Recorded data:
┌────────
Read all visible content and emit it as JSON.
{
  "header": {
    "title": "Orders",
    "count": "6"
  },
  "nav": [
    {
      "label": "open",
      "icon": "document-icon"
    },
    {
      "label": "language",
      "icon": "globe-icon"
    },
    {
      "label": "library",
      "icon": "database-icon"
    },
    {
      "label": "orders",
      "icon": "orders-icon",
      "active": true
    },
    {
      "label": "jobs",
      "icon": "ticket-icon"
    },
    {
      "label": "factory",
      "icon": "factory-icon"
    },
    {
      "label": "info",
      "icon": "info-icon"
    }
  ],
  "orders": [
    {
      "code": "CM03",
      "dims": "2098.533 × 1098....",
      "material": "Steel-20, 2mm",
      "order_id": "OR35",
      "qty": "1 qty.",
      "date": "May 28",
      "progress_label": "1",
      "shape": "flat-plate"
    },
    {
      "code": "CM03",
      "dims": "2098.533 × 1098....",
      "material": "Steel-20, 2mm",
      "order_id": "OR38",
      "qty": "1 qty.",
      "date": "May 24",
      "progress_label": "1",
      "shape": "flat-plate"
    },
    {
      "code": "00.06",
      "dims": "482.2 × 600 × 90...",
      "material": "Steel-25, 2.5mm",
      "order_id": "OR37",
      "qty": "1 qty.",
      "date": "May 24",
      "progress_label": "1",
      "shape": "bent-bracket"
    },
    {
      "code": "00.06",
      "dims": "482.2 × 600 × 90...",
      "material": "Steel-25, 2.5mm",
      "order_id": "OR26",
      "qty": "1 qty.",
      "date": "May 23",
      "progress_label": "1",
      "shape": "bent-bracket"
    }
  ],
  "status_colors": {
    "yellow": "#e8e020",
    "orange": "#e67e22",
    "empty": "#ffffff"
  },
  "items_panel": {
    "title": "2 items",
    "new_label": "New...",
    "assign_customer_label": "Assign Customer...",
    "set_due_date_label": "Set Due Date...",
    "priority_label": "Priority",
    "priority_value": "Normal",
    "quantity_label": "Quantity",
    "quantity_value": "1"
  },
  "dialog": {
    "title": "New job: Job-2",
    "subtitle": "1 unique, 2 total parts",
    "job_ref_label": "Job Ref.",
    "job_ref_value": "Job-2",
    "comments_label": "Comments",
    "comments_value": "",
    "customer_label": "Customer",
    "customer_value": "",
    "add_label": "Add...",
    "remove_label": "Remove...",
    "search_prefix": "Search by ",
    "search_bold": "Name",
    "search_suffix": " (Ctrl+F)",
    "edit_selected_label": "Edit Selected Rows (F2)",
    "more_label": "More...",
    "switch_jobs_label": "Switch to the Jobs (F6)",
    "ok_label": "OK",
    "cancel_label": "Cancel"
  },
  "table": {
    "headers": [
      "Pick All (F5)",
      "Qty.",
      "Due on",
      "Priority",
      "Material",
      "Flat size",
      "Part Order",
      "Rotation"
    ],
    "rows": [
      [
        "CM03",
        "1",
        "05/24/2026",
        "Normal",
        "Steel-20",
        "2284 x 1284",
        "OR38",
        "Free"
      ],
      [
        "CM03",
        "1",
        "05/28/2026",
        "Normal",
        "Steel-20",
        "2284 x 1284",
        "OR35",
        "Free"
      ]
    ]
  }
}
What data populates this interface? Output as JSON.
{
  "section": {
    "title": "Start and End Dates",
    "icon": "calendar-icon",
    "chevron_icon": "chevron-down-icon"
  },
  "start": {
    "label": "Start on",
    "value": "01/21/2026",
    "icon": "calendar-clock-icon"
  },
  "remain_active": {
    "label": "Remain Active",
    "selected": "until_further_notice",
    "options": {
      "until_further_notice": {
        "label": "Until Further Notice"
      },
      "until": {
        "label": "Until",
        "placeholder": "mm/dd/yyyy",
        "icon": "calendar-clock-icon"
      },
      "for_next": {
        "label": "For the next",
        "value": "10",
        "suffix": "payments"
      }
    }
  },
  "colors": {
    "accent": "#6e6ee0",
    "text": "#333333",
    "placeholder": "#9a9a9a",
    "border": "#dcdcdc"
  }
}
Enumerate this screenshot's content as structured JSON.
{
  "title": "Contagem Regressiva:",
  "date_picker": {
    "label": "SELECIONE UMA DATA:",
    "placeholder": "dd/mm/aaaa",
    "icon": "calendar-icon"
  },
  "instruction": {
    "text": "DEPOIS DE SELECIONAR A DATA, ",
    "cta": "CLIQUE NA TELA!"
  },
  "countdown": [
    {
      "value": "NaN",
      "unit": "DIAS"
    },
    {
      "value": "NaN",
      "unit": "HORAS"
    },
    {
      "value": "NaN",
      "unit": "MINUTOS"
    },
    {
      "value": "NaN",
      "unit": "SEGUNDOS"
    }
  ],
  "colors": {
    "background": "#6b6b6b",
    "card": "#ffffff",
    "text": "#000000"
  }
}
└────────
WORK TO COMPLETE: Reproduce only the lines between the line containing "What data populates" and the last line of the records, those two lines included, exactly.

RIGHT ANSWER:
What data populates this interface? Output as JSON.
{
  "section": {
    "title": "Start and End Dates",
    "icon": "calendar-icon",
    "chevron_icon": "chevron-down-icon"
  },
  "start": {
    "label": "Start on",
    "value": "01/21/2026",
    "icon": "calendar-clock-icon"
  },
  "remain_active": {
    "label": "Remain Active",
    "selected": "until_further_notice",
    "options": {
      "until_further_notice": {
        "label": "Until Further Notice"
      },
      "until": {
        "label": "Until",
        "placeholder": "mm/dd/yyyy",
        "icon": "calendar-clock-icon"
      },
      "for_next": {
        "label": "For the next",
        "value": "10",
        "suffix": "payments"
      }
    }
  },
  "colors": {
    "accent": "#6e6ee0",
    "text": "#333333",
    "placeholder": "#9a9a9a",
    "border": "#dcdcdc"
  }
}
Enumerate this screenshot's content as structured JSON.
{
  "title": "Contagem Regressiva:",
  "date_picker": {
    "label": "SELECIONE UMA DATA:",
    "placeholder": "dd/mm/aaaa",
    "icon": "calendar-icon"
  },
  "instruction": {
    "text": "DEPOIS DE SELECIONAR A DATA, ",
    "cta": "CLIQUE NA TELA!"
  },
  "countdown": [
    {
      "value": "NaN",
      "unit": "DIAS"
    },
    {
      "value": "NaN",
      "unit": "HORAS"
    },
    {
      "value": "NaN",
      "unit": "MINUTOS"
    },
    {
      "value": "NaN",
      "unit": "SEGUNDOS"
    }
  ],
  "colors": {
    "background": "#6b6b6b",
    "card": "#ffffff",
    "text": "#000000"
  }
}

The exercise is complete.